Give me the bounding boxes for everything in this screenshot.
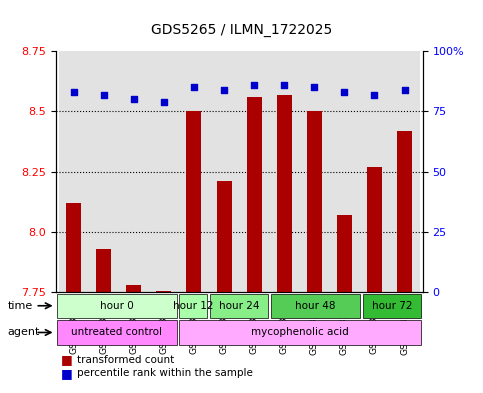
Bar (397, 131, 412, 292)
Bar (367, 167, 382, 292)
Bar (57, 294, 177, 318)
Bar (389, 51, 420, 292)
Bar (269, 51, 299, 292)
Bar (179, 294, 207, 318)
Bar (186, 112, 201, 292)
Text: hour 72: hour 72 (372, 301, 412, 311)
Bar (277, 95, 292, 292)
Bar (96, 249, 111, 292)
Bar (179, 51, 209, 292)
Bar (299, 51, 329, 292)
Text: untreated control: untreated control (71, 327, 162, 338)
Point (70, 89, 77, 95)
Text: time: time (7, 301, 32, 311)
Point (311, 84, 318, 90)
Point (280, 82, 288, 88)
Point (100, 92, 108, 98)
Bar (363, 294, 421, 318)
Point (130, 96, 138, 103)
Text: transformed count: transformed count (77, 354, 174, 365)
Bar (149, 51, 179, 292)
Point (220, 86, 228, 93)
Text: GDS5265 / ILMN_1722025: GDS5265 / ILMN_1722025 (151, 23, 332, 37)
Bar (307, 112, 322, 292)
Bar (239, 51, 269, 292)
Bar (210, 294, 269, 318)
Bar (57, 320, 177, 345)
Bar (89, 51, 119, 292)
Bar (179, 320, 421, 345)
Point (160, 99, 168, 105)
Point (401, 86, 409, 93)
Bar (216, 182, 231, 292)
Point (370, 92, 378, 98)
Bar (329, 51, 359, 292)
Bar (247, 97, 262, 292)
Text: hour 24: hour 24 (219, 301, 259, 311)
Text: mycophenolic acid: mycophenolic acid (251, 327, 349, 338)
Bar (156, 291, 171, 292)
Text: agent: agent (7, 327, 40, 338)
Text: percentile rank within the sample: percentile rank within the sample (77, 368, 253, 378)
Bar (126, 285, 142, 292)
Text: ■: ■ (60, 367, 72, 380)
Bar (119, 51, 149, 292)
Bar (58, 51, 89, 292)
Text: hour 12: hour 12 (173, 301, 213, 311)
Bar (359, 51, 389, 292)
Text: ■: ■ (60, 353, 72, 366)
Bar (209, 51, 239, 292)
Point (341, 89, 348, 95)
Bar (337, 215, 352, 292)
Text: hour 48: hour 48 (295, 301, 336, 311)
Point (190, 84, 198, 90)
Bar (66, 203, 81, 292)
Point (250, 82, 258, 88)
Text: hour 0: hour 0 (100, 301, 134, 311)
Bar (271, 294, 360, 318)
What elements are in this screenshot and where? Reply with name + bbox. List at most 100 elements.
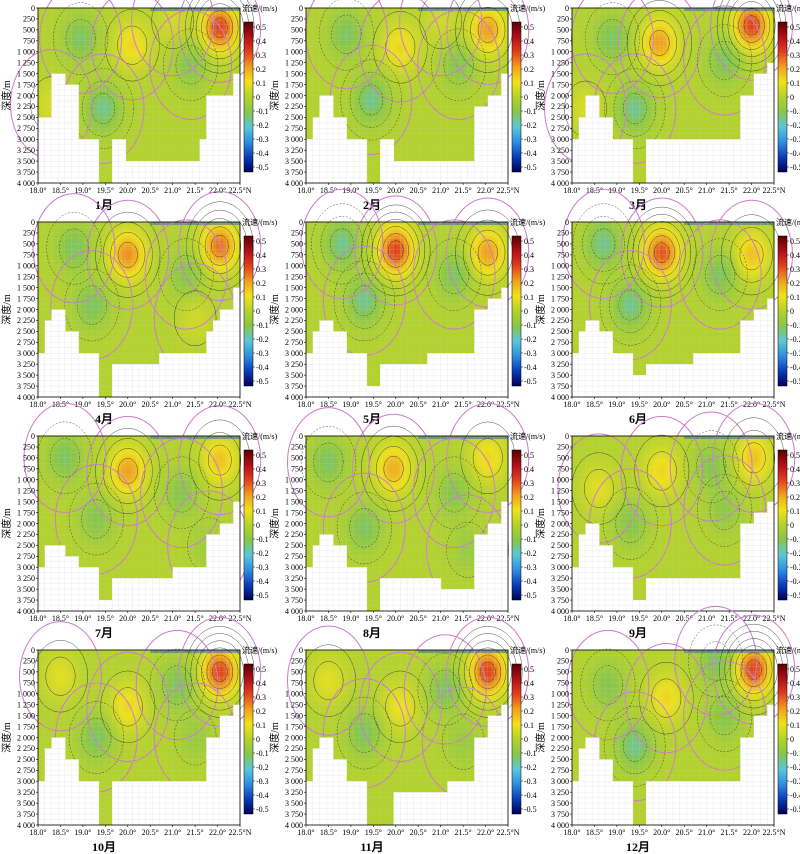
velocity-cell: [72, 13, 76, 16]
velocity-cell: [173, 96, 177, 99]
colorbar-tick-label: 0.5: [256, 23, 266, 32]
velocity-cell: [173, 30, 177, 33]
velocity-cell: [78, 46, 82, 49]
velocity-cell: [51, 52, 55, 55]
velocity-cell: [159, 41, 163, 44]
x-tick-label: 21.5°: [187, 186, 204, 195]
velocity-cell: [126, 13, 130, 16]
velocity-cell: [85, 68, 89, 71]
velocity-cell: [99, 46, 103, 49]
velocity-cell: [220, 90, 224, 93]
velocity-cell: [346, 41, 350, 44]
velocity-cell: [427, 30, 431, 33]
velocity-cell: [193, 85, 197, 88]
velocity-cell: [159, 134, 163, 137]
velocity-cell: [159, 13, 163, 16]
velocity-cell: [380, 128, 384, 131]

[What you are asked to do] Put the lines above into a numbered list, beginning with the line that contains "Bar (397, 131, 412, 292)" and continuing through the line that contains "Bar (363, 294, 421, 318)", and leave out any blank lines.

[Written solution]
1. Bar (397, 131, 412, 292)
2. Bar (367, 167, 382, 292)
3. Bar (57, 294, 177, 318)
4. Bar (389, 51, 420, 292)
5. Bar (269, 51, 299, 292)
6. Bar (179, 294, 207, 318)
7. Bar (186, 112, 201, 292)
8. Text: hour 72: hour 72 (372, 301, 412, 311)
9. Bar (277, 95, 292, 292)
10. Bar (96, 249, 111, 292)
11. Bar (179, 51, 209, 292)
12. Bar (299, 51, 329, 292)
13. Text: untreated control: untreated control (71, 327, 162, 338)
14. Point (70, 89, 77, 95)
15. Text: time: time (7, 301, 32, 311)
16. Point (311, 84, 318, 90)
17. Point (280, 82, 288, 88)
18. Point (100, 92, 108, 98)
19. Bar (363, 294, 421, 318)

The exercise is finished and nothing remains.